> _SCHRIFTELIJKE OPDRACHT_: Som alle persoonsnamen op die in de boekbespreking hieronder voorkomen.

> _AANGELEVERDE TEKST_:
※

Anna en Claire zijn geboren in de jaren ’70 van de vorige eeuw. Het gezin woont op een boerderij in de bergen van Californië. Na de introductie, waarin kleine meisjes en de jongen groot worden, volgt een geweldsuitbarsting en splijt de samengestelde familie uiteen. Op dat punt aanbeland had ik vijfentwintig bladzijden gelezen. Het was allemaal wel erg veel. Zelfs als dit boek als een avonturenromannetje verkocht zou worden – wat voor verhaal is het eigenlijk, dat de flaptekst belooft? Andere vraag: waarom is deze tekst op de achterflap gezet? – dan nog bevatte wat ik tot dan toe gelezen had een hoog gehalte aan melodrama. Ik begon me al in de loop van het eerste hoofdstuk af te vragen waar de schrijver Ondaatje mee bezig was geweest.
Het volgende hoofdstuk, getiteld Rood en zwart, volgt Coop in zijn carrière als professioneel kaartspeler. Het verhaal wordt in de derde persoon verteld en krijgt hier op een andere manier vaart, snelheid; passend bij de tijd en plaats waar het zich afspeelt. Beelden van het casino in Las Vegas, Nevada, worden versneden met de beelden van het begin van de Golfoorlog in 1991. Sterke beelden, die een verhaal vertellen.

※

[Records uit een dataset]
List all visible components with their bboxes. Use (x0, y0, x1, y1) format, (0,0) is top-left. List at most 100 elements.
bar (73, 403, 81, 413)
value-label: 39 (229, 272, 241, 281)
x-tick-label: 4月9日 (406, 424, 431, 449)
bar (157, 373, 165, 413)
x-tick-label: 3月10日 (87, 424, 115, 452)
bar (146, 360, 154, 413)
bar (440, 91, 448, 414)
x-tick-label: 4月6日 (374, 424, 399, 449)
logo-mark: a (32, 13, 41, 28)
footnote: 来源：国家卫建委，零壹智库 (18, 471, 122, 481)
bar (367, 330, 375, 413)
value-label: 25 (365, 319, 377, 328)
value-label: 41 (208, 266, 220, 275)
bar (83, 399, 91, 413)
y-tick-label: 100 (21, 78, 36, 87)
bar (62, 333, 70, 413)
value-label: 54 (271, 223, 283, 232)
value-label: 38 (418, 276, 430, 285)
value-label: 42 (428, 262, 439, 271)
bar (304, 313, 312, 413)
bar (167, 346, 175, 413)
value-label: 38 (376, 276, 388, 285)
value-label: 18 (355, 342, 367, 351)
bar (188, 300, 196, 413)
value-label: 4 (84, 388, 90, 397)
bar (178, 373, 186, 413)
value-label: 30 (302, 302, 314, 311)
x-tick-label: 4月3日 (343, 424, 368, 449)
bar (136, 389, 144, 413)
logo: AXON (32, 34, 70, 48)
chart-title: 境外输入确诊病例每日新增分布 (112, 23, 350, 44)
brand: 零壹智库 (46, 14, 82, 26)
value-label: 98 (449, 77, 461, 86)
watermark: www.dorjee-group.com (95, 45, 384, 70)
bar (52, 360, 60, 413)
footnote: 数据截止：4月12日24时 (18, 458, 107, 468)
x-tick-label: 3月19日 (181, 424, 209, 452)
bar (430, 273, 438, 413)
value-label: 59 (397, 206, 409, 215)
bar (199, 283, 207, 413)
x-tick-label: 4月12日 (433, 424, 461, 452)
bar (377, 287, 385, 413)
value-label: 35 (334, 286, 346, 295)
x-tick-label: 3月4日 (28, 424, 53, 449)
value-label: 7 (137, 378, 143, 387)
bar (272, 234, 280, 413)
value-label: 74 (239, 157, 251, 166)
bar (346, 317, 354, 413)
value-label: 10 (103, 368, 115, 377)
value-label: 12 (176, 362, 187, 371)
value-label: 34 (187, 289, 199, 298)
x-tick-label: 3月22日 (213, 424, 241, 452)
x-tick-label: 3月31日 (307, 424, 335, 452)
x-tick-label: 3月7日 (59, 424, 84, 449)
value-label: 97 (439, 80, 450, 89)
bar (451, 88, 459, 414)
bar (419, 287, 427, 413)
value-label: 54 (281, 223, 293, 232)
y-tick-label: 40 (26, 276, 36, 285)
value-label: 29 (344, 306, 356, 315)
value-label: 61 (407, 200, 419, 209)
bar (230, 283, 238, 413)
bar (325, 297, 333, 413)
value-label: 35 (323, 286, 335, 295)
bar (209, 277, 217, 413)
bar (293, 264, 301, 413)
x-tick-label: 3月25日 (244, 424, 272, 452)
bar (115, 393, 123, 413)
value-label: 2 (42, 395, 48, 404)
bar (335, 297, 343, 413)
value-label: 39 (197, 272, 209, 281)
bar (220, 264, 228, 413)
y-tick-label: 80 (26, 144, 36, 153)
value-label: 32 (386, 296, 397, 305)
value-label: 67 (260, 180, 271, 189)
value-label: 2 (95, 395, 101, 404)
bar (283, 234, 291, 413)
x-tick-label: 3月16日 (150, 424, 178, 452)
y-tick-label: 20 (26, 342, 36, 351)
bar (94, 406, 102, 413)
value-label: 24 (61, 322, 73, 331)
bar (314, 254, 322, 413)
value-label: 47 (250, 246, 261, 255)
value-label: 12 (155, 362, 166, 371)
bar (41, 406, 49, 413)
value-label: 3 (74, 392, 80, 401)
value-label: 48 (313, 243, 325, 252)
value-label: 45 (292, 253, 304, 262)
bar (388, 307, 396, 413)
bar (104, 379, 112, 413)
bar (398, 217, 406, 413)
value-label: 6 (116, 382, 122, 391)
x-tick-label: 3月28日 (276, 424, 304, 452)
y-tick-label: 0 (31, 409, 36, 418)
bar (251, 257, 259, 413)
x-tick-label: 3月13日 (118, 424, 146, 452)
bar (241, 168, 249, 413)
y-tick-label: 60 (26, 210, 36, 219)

※

> _UITWERKING_: De persoonsnamen in de boekbespreking zijn Anna, Claire, Coop en Ondaatje.